Tally the lines of the listing that contain the word "this", then give the total and nothing else.

__________

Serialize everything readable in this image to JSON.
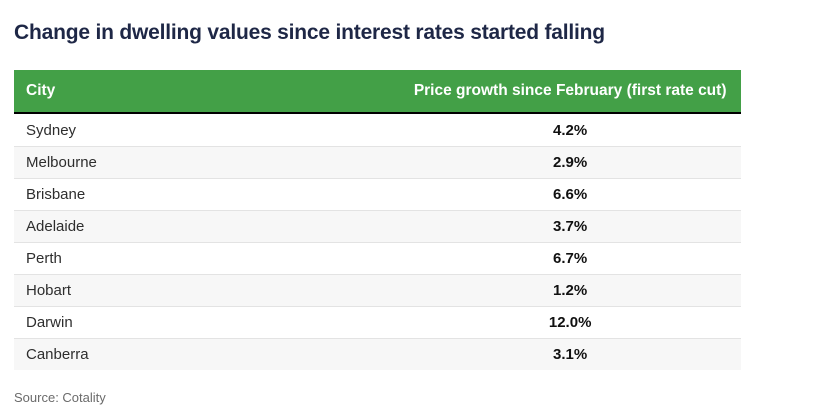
{
  "title": "Change in dwelling values since interest rates started falling",
  "table": {
    "columns": [
      {
        "label": "City"
      },
      {
        "label": "Price growth since February (first rate cut)"
      }
    ],
    "rows": [
      {
        "city": "Sydney",
        "growth": "4.2%"
      },
      {
        "city": "Melbourne",
        "growth": "2.9%"
      },
      {
        "city": "Brisbane",
        "growth": "6.6%"
      },
      {
        "city": "Adelaide",
        "growth": "3.7%"
      },
      {
        "city": "Perth",
        "growth": "6.7%"
      },
      {
        "city": "Hobart",
        "growth": "1.2%"
      },
      {
        "city": "Darwin",
        "growth": "12.0%"
      },
      {
        "city": "Canberra",
        "growth": "3.1%"
      }
    ]
  },
  "source": "Source: Cotality",
  "colors": {
    "header_bg": "#43a047",
    "header_text": "#ffffff",
    "header_border": "#000000",
    "title_text": "#1e2746",
    "row_alt_bg": "#f7f7f7",
    "row_border": "#e3e3e3",
    "city_text": "#2e2e2e",
    "value_text": "#111111",
    "source_text": "#6b6b6b"
  },
  "chart_data": {
    "type": "table",
    "title": "Change in dwelling values since interest rates started falling",
    "columns": [
      "City",
      "Price growth since February (first rate cut)"
    ],
    "unit": "%",
    "rows": [
      [
        "Sydney",
        4.2
      ],
      [
        "Melbourne",
        2.9
      ],
      [
        "Brisbane",
        6.6
      ],
      [
        "Adelaide",
        3.7
      ],
      [
        "Perth",
        6.7
      ],
      [
        "Hobart",
        1.2
      ],
      [
        "Darwin",
        12.0
      ],
      [
        "Canberra",
        3.1
      ]
    ],
    "source": "Source: Cotality"
  }
}
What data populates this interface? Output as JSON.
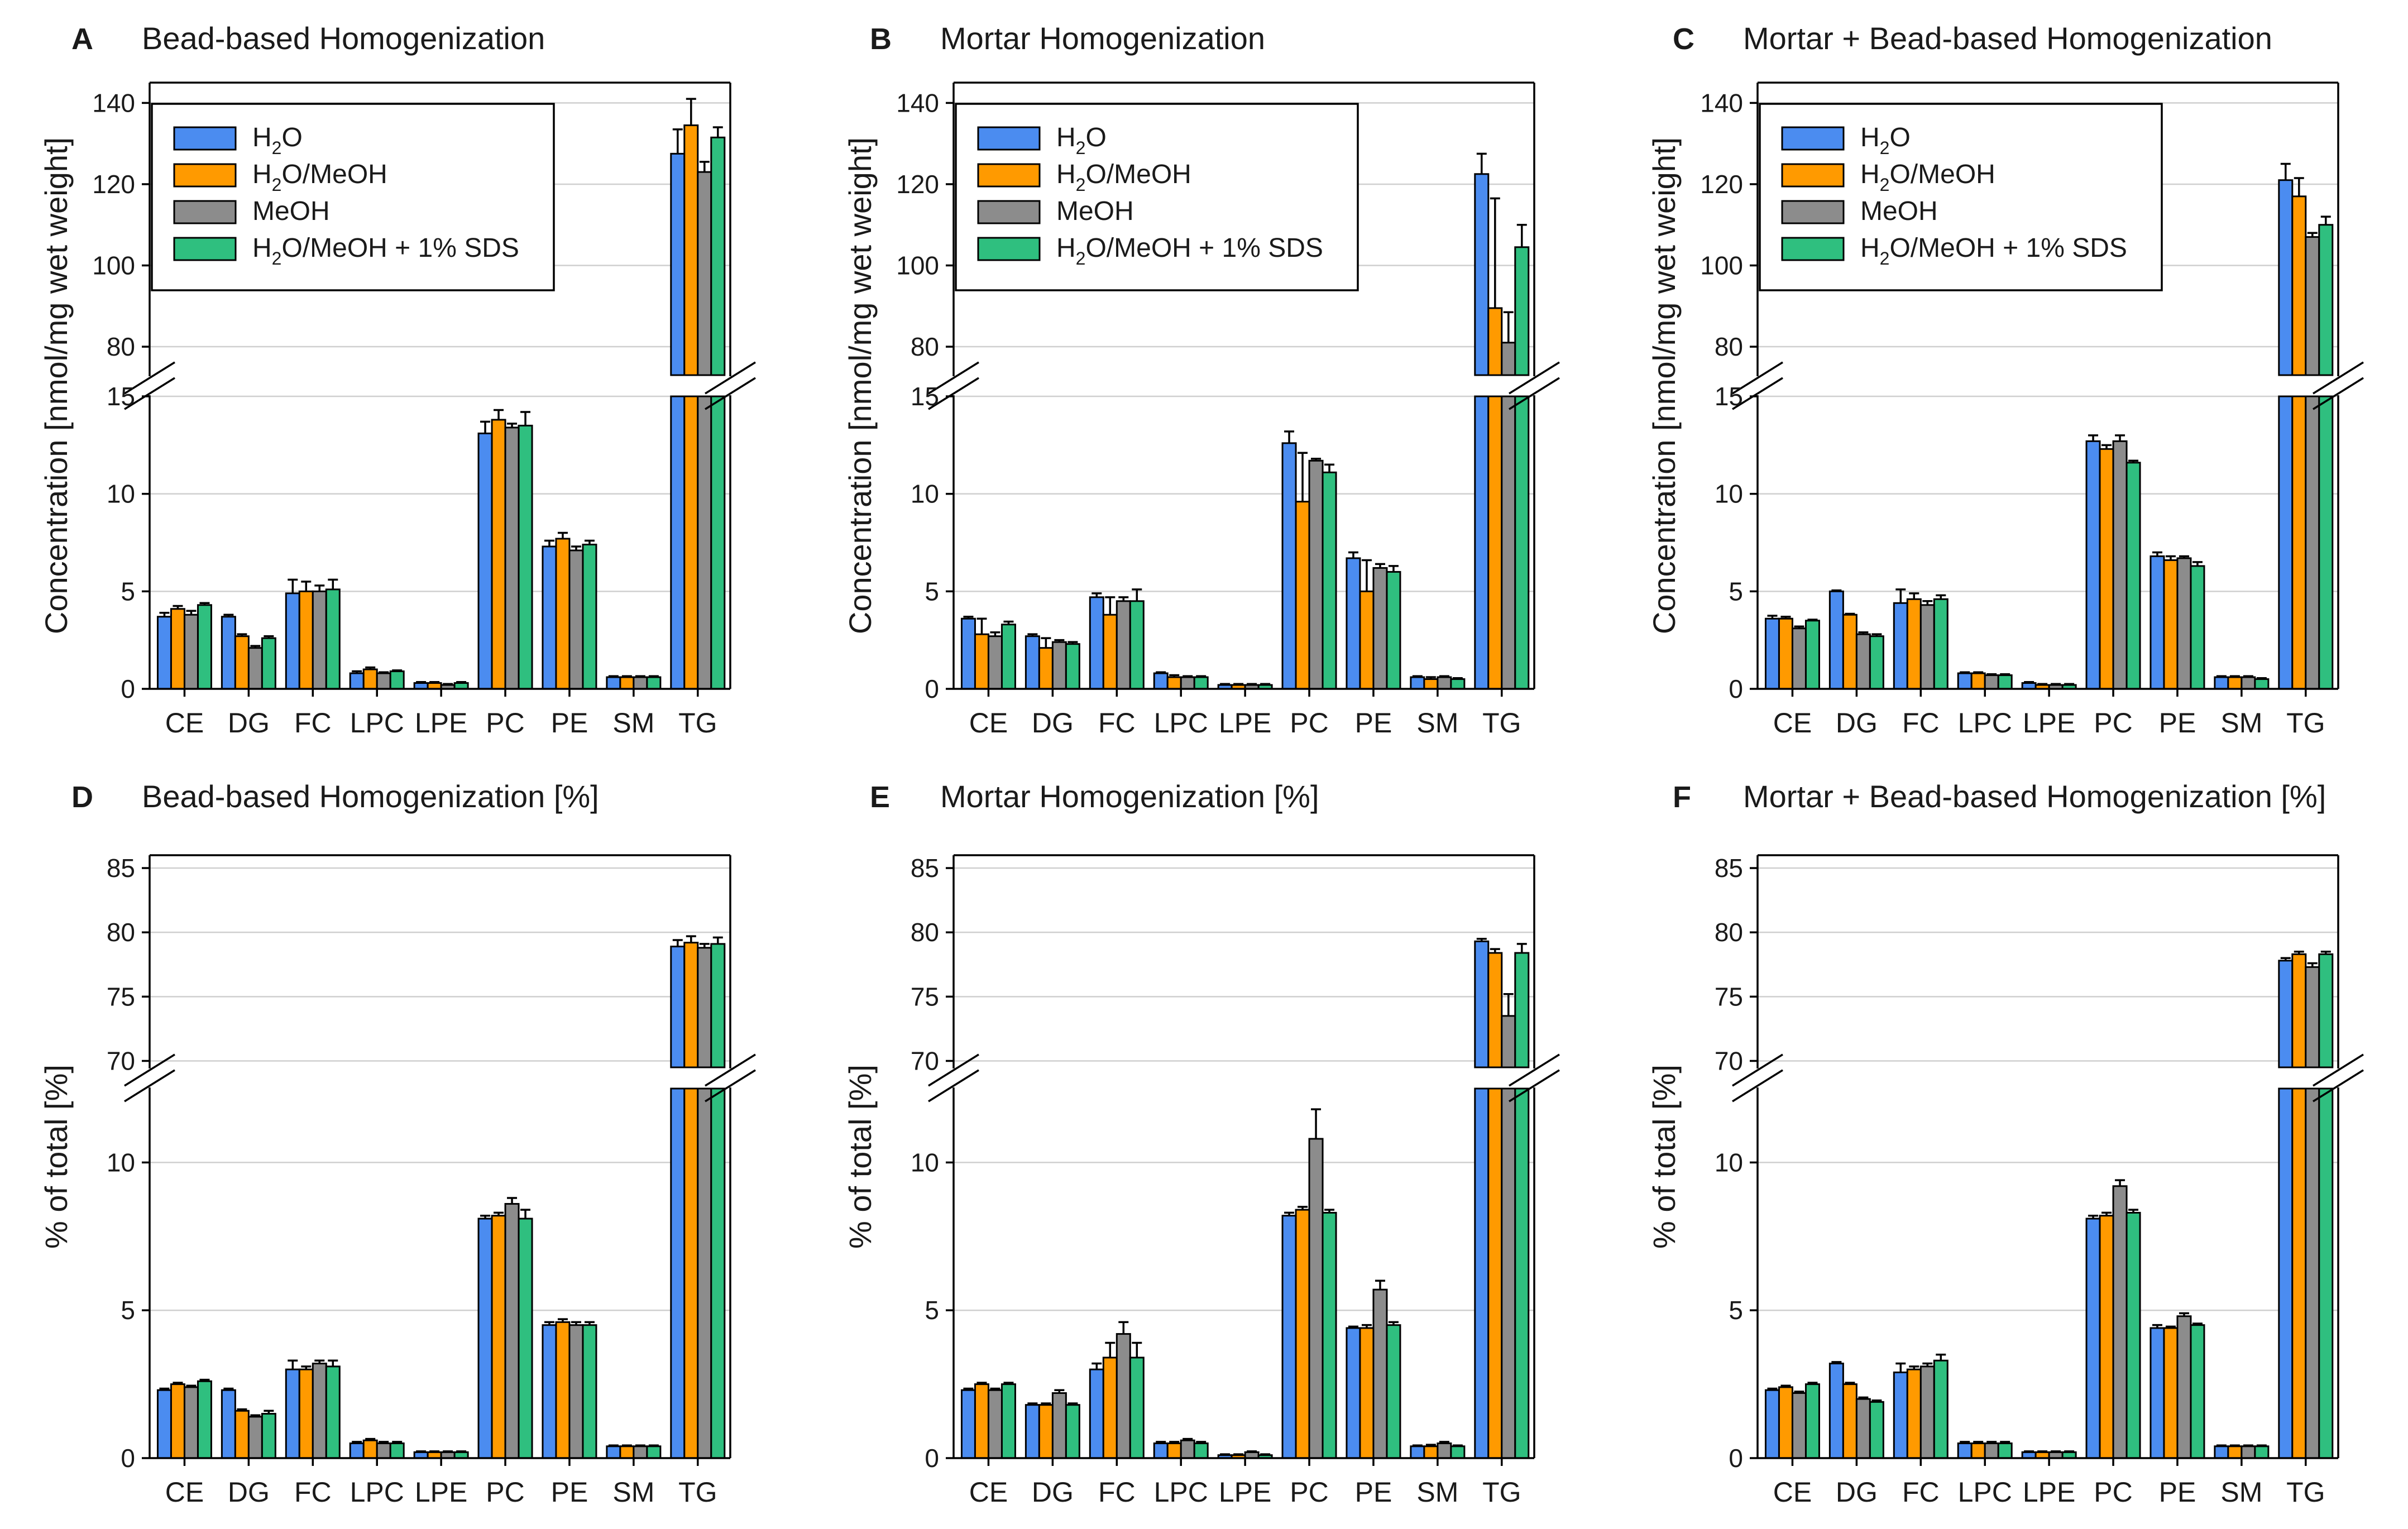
{
  "chart_data": [
    {
      "type": "bar",
      "panel_letter": "A",
      "title": "Bead-based Homogenization",
      "ylabel": "Concentration [nmol/mg wet weight]",
      "xlabel": "",
      "categories": [
        "CE",
        "DG",
        "FC",
        "LPC",
        "LPE",
        "PC",
        "PE",
        "SM",
        "TG"
      ],
      "broken_axis": true,
      "lower_ylim": [
        0,
        15
      ],
      "lower_yticks": [
        "0",
        "5",
        "10",
        "15"
      ],
      "upper_ylim": [
        73,
        145
      ],
      "upper_yticks": [
        "80",
        "100",
        "120",
        "140"
      ],
      "grid": true,
      "legend_placement": "top-left",
      "series": [
        {
          "name": "H2O",
          "values": [
            3.7,
            3.7,
            4.9,
            0.8,
            0.3,
            13.1,
            7.3,
            0.6,
            127.5
          ],
          "errors": [
            0.2,
            0.1,
            0.7,
            0.1,
            0.05,
            0.6,
            0.3,
            0.05,
            6.0
          ]
        },
        {
          "name": "H2O/MeOH",
          "values": [
            4.1,
            2.7,
            5.0,
            1.0,
            0.3,
            13.8,
            7.7,
            0.6,
            134.5
          ],
          "errors": [
            0.15,
            0.1,
            0.5,
            0.1,
            0.05,
            0.5,
            0.3,
            0.05,
            6.5
          ]
        },
        {
          "name": "MeOH",
          "values": [
            3.8,
            2.1,
            5.0,
            0.8,
            0.2,
            13.4,
            7.1,
            0.6,
            123.0
          ],
          "errors": [
            0.2,
            0.1,
            0.3,
            0.05,
            0.05,
            0.2,
            0.2,
            0.05,
            2.5
          ]
        },
        {
          "name": "H2O/MeOH + 1% SDS",
          "values": [
            4.3,
            2.6,
            5.1,
            0.9,
            0.3,
            13.5,
            7.4,
            0.6,
            131.5
          ],
          "errors": [
            0.1,
            0.1,
            0.5,
            0.05,
            0.05,
            0.7,
            0.2,
            0.05,
            2.5
          ]
        }
      ]
    },
    {
      "type": "bar",
      "panel_letter": "B",
      "title": "Mortar Homogenization",
      "ylabel": "Concentration [nmol/mg wet weight]",
      "xlabel": "",
      "categories": [
        "CE",
        "DG",
        "FC",
        "LPC",
        "LPE",
        "PC",
        "PE",
        "SM",
        "TG"
      ],
      "broken_axis": true,
      "lower_ylim": [
        0,
        15
      ],
      "lower_yticks": [
        "0",
        "5",
        "10",
        "15"
      ],
      "upper_ylim": [
        73,
        145
      ],
      "upper_yticks": [
        "80",
        "100",
        "120",
        "140"
      ],
      "grid": true,
      "legend_placement": "top-left",
      "series": [
        {
          "name": "H2O",
          "values": [
            3.6,
            2.7,
            4.7,
            0.8,
            0.2,
            12.6,
            6.7,
            0.6,
            122.5
          ],
          "errors": [
            0.1,
            0.1,
            0.2,
            0.05,
            0.05,
            0.6,
            0.3,
            0.05,
            5.0
          ]
        },
        {
          "name": "H2O/MeOH",
          "values": [
            2.8,
            2.1,
            3.8,
            0.6,
            0.2,
            9.6,
            5.0,
            0.5,
            89.5
          ],
          "errors": [
            0.8,
            0.5,
            0.9,
            0.1,
            0.05,
            2.5,
            1.6,
            0.1,
            27.0
          ]
        },
        {
          "name": "MeOH",
          "values": [
            2.7,
            2.4,
            4.5,
            0.6,
            0.2,
            11.7,
            6.2,
            0.6,
            81.0
          ],
          "errors": [
            0.2,
            0.1,
            0.2,
            0.05,
            0.05,
            0.1,
            0.2,
            0.05,
            7.5
          ]
        },
        {
          "name": "H2O/MeOH + 1% SDS",
          "values": [
            3.3,
            2.3,
            4.5,
            0.6,
            0.2,
            11.1,
            6.0,
            0.5,
            104.5
          ],
          "errors": [
            0.15,
            0.1,
            0.6,
            0.05,
            0.05,
            0.4,
            0.3,
            0.05,
            5.5
          ]
        }
      ]
    },
    {
      "type": "bar",
      "panel_letter": "C",
      "title": "Mortar + Bead-based Homogenization",
      "ylabel": "Concentration [nmol/mg wet weight]",
      "xlabel": "",
      "categories": [
        "CE",
        "DG",
        "FC",
        "LPC",
        "LPE",
        "PC",
        "PE",
        "SM",
        "TG"
      ],
      "broken_axis": true,
      "lower_ylim": [
        0,
        15
      ],
      "lower_yticks": [
        "0",
        "5",
        "10",
        "15"
      ],
      "upper_ylim": [
        73,
        145
      ],
      "upper_yticks": [
        "80",
        "100",
        "120",
        "140"
      ],
      "grid": true,
      "legend_placement": "top-left",
      "series": [
        {
          "name": "H2O",
          "values": [
            3.6,
            5.0,
            4.4,
            0.8,
            0.3,
            12.7,
            6.8,
            0.6,
            121.0
          ],
          "errors": [
            0.15,
            0.05,
            0.7,
            0.05,
            0.05,
            0.3,
            0.2,
            0.05,
            4.0
          ]
        },
        {
          "name": "H2O/MeOH",
          "values": [
            3.6,
            3.8,
            4.6,
            0.8,
            0.2,
            12.3,
            6.6,
            0.6,
            117.0
          ],
          "errors": [
            0.1,
            0.05,
            0.3,
            0.05,
            0.05,
            0.2,
            0.2,
            0.05,
            4.5
          ]
        },
        {
          "name": "MeOH",
          "values": [
            3.1,
            2.8,
            4.3,
            0.7,
            0.2,
            12.7,
            6.7,
            0.6,
            107.0
          ],
          "errors": [
            0.1,
            0.1,
            0.2,
            0.05,
            0.05,
            0.3,
            0.1,
            0.05,
            1.0
          ]
        },
        {
          "name": "H2O/MeOH + 1% SDS",
          "values": [
            3.5,
            2.7,
            4.6,
            0.7,
            0.2,
            11.6,
            6.3,
            0.5,
            110.0
          ],
          "errors": [
            0.05,
            0.1,
            0.2,
            0.05,
            0.05,
            0.1,
            0.2,
            0.05,
            2.0
          ]
        }
      ]
    },
    {
      "type": "bar",
      "panel_letter": "D",
      "title": "Bead-based Homogenization [%]",
      "ylabel": "% of total [%]",
      "xlabel": "",
      "categories": [
        "CE",
        "DG",
        "FC",
        "LPC",
        "LPE",
        "PC",
        "PE",
        "SM",
        "TG"
      ],
      "broken_axis": true,
      "lower_ylim": [
        0,
        12.5
      ],
      "lower_yticks": [
        "0",
        "5",
        "10"
      ],
      "upper_ylim": [
        69.5,
        86
      ],
      "upper_yticks": [
        "70",
        "75",
        "80",
        "85"
      ],
      "grid": true,
      "series": [
        {
          "name": "H2O",
          "values": [
            2.3,
            2.3,
            3.0,
            0.5,
            0.2,
            8.1,
            4.5,
            0.4,
            78.9
          ],
          "errors": [
            0.05,
            0.05,
            0.3,
            0.05,
            0.03,
            0.1,
            0.1,
            0.03,
            0.5
          ]
        },
        {
          "name": "H2O/MeOH",
          "values": [
            2.5,
            1.6,
            3.0,
            0.6,
            0.2,
            8.2,
            4.6,
            0.4,
            79.2
          ],
          "errors": [
            0.05,
            0.05,
            0.1,
            0.05,
            0.03,
            0.1,
            0.1,
            0.03,
            0.5
          ]
        },
        {
          "name": "MeOH",
          "values": [
            2.4,
            1.4,
            3.2,
            0.5,
            0.2,
            8.6,
            4.5,
            0.4,
            78.8
          ],
          "errors": [
            0.05,
            0.05,
            0.1,
            0.05,
            0.03,
            0.2,
            0.1,
            0.03,
            0.3
          ]
        },
        {
          "name": "H2O/MeOH + 1% SDS",
          "values": [
            2.6,
            1.5,
            3.1,
            0.5,
            0.2,
            8.1,
            4.5,
            0.4,
            79.1
          ],
          "errors": [
            0.05,
            0.1,
            0.2,
            0.05,
            0.03,
            0.3,
            0.1,
            0.03,
            0.5
          ]
        }
      ]
    },
    {
      "type": "bar",
      "panel_letter": "E",
      "title": "Mortar Homogenization [%]",
      "ylabel": "% of total [%]",
      "xlabel": "",
      "categories": [
        "CE",
        "DG",
        "FC",
        "LPC",
        "LPE",
        "PC",
        "PE",
        "SM",
        "TG"
      ],
      "broken_axis": true,
      "lower_ylim": [
        0,
        12.5
      ],
      "lower_yticks": [
        "0",
        "5",
        "10"
      ],
      "upper_ylim": [
        69.5,
        86
      ],
      "upper_yticks": [
        "70",
        "75",
        "80",
        "85"
      ],
      "grid": true,
      "series": [
        {
          "name": "H2O",
          "values": [
            2.3,
            1.8,
            3.0,
            0.5,
            0.1,
            8.2,
            4.4,
            0.4,
            79.3
          ],
          "errors": [
            0.05,
            0.05,
            0.2,
            0.05,
            0.03,
            0.1,
            0.05,
            0.03,
            0.2
          ]
        },
        {
          "name": "H2O/MeOH",
          "values": [
            2.5,
            1.8,
            3.4,
            0.5,
            0.1,
            8.4,
            4.4,
            0.4,
            78.4
          ],
          "errors": [
            0.05,
            0.05,
            0.5,
            0.05,
            0.03,
            0.1,
            0.1,
            0.05,
            0.3
          ]
        },
        {
          "name": "MeOH",
          "values": [
            2.3,
            2.2,
            4.2,
            0.6,
            0.2,
            10.8,
            5.7,
            0.5,
            73.5
          ],
          "errors": [
            0.05,
            0.1,
            0.4,
            0.05,
            0.03,
            1.0,
            0.3,
            0.05,
            1.7
          ]
        },
        {
          "name": "H2O/MeOH + 1% SDS",
          "values": [
            2.5,
            1.8,
            3.4,
            0.5,
            0.1,
            8.3,
            4.5,
            0.4,
            78.4
          ],
          "errors": [
            0.05,
            0.05,
            0.5,
            0.05,
            0.03,
            0.1,
            0.1,
            0.03,
            0.7
          ]
        }
      ]
    },
    {
      "type": "bar",
      "panel_letter": "F",
      "title": "Mortar + Bead-based Homogenization [%]",
      "ylabel": "% of total [%]",
      "xlabel": "",
      "categories": [
        "CE",
        "DG",
        "FC",
        "LPC",
        "LPE",
        "PC",
        "PE",
        "SM",
        "TG"
      ],
      "broken_axis": true,
      "lower_ylim": [
        0,
        12.5
      ],
      "lower_yticks": [
        "0",
        "5",
        "10"
      ],
      "upper_ylim": [
        69.5,
        86
      ],
      "upper_yticks": [
        "70",
        "75",
        "80",
        "85"
      ],
      "grid": true,
      "series": [
        {
          "name": "H2O",
          "values": [
            2.3,
            3.2,
            2.9,
            0.5,
            0.2,
            8.1,
            4.4,
            0.4,
            77.8
          ],
          "errors": [
            0.05,
            0.05,
            0.3,
            0.05,
            0.03,
            0.1,
            0.1,
            0.03,
            0.2
          ]
        },
        {
          "name": "H2O/MeOH",
          "values": [
            2.4,
            2.5,
            3.0,
            0.5,
            0.2,
            8.2,
            4.4,
            0.4,
            78.3
          ],
          "errors": [
            0.05,
            0.05,
            0.1,
            0.05,
            0.03,
            0.1,
            0.05,
            0.03,
            0.2
          ]
        },
        {
          "name": "MeOH",
          "values": [
            2.2,
            2.0,
            3.1,
            0.5,
            0.2,
            9.2,
            4.8,
            0.4,
            77.3
          ],
          "errors": [
            0.05,
            0.05,
            0.1,
            0.05,
            0.03,
            0.2,
            0.1,
            0.03,
            0.3
          ]
        },
        {
          "name": "H2O/MeOH + 1% SDS",
          "values": [
            2.5,
            1.9,
            3.3,
            0.5,
            0.2,
            8.3,
            4.5,
            0.4,
            78.3
          ],
          "errors": [
            0.05,
            0.05,
            0.2,
            0.05,
            0.03,
            0.1,
            0.05,
            0.03,
            0.2
          ]
        }
      ]
    }
  ],
  "legend": {
    "entries": [
      {
        "base": "H",
        "sub": "2",
        "rest": "O"
      },
      {
        "base": "H",
        "sub": "2",
        "rest": "O/MeOH"
      },
      {
        "base": "MeOH",
        "sub": "",
        "rest": ""
      },
      {
        "base": "H",
        "sub": "2",
        "rest": "O/MeOH + 1% SDS"
      }
    ],
    "colors": [
      "#4b8cf0",
      "#ff9a00",
      "#8c8c8c",
      "#2fbf7f"
    ]
  },
  "colors": {
    "series": [
      "#4b8cf0",
      "#ff9a00",
      "#8c8c8c",
      "#2fbf7f"
    ],
    "grid": "#cfcfcf",
    "axis": "#000000"
  }
}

__________

#### Task answer:
2